_REQUEST_
Return a copy of each line that holds the string "this".

------ GIVEN DATA ------

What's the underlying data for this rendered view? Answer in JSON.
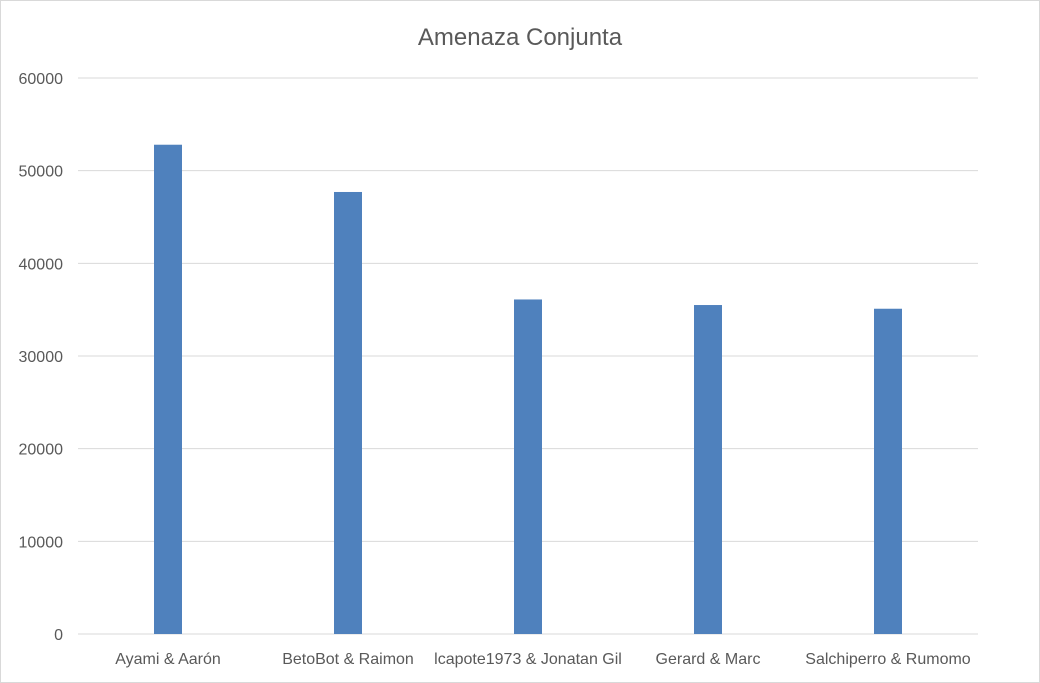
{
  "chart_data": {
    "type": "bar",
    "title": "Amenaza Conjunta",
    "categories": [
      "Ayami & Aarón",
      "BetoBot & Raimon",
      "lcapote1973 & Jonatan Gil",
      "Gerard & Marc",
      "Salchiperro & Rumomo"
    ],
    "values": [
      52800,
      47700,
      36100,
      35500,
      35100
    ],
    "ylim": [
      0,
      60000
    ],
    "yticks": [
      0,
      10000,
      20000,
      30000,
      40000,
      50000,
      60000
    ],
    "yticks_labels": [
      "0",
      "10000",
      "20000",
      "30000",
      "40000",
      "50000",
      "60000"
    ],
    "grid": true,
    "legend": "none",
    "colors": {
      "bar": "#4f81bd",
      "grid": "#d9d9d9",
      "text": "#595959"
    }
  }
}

------
------ GIVEN DATA ------

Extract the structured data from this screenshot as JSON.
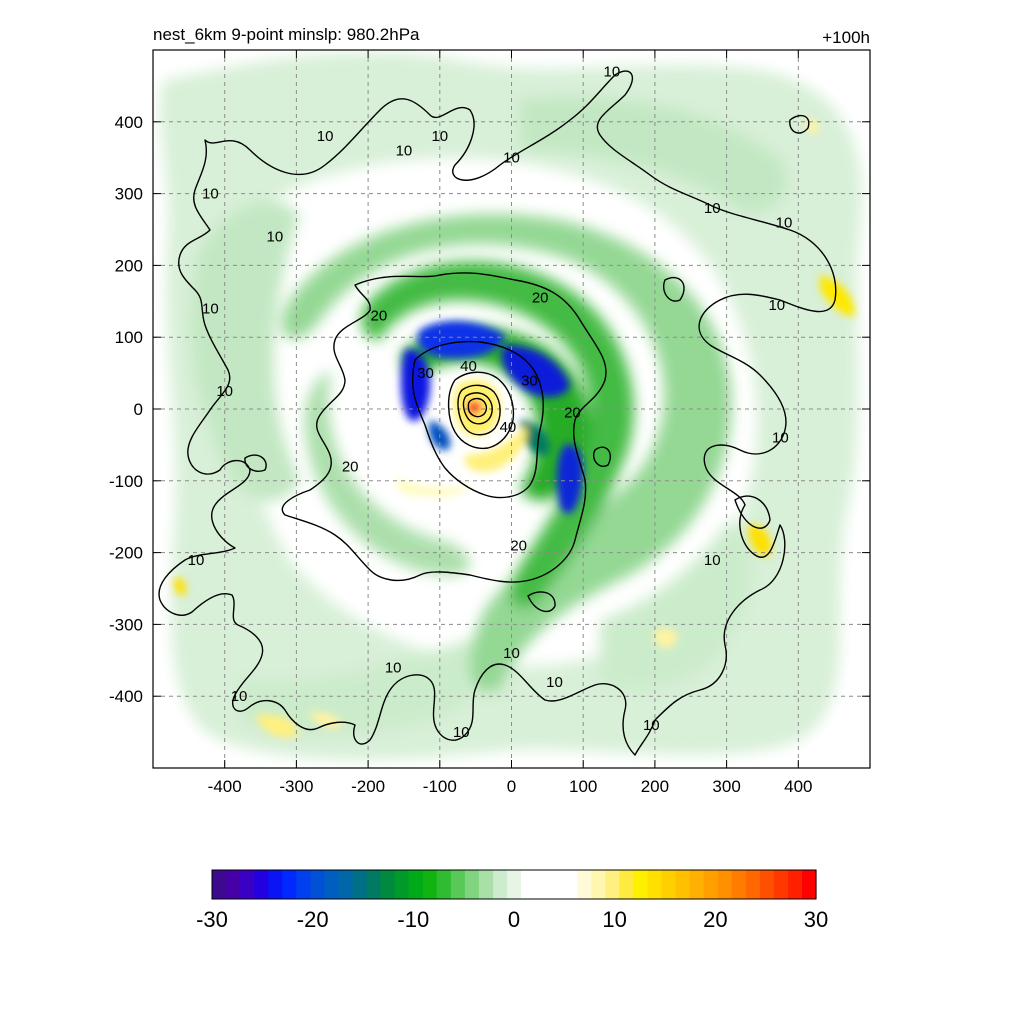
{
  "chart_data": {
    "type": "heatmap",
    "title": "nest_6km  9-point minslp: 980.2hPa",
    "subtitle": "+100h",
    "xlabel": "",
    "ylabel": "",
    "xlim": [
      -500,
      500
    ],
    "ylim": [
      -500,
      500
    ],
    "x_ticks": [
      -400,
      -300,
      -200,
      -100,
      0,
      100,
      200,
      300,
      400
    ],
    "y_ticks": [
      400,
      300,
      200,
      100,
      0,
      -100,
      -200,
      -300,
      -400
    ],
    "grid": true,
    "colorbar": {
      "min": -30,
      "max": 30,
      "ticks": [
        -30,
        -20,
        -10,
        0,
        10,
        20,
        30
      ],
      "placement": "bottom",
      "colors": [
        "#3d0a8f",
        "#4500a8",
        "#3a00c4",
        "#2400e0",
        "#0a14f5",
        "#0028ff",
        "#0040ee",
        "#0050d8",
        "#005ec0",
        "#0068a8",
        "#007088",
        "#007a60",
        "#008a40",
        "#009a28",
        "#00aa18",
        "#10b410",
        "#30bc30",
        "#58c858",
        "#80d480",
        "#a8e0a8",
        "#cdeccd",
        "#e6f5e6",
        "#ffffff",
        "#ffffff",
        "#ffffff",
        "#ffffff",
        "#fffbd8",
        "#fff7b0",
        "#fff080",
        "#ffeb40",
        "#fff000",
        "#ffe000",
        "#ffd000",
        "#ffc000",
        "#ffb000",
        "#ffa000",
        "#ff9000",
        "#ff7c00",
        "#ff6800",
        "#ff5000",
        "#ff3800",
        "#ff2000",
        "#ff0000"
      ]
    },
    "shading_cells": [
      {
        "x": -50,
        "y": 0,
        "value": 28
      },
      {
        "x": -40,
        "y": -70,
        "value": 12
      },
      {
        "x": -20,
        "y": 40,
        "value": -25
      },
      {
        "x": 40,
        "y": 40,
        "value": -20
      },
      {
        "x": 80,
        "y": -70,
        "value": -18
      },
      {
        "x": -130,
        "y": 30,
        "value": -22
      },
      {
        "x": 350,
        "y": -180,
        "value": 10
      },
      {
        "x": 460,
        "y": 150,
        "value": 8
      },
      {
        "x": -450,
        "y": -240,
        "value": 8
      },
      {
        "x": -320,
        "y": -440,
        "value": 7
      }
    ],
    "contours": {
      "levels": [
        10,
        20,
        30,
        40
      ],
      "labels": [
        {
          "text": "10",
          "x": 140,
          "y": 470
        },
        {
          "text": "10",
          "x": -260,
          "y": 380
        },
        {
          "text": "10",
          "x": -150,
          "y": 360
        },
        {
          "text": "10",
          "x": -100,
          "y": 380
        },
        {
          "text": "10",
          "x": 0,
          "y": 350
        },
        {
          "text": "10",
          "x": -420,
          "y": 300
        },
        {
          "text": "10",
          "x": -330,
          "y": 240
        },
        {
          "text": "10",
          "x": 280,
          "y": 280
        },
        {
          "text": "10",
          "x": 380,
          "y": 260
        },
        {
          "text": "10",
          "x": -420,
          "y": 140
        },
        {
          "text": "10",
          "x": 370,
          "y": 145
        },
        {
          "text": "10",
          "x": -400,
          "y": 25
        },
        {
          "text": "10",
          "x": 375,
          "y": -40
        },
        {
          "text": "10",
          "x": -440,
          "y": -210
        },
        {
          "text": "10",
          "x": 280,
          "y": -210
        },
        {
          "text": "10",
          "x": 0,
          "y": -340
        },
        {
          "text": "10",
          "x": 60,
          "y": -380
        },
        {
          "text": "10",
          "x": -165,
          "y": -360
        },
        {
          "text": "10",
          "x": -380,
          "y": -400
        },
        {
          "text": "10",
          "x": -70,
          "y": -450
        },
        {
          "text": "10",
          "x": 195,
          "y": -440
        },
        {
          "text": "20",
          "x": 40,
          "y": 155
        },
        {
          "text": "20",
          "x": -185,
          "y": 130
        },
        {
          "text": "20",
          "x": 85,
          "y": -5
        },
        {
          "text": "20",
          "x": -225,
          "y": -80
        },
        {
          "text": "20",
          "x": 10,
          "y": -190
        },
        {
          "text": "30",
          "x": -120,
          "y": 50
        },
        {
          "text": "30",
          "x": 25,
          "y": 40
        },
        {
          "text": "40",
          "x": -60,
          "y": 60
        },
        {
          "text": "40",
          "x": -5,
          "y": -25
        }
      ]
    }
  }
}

------

_EXERCISE RESPONSE_
What's the underlying data for this rendered view? Answer in JSON.
Extract the structured data from this screenshot as JSON.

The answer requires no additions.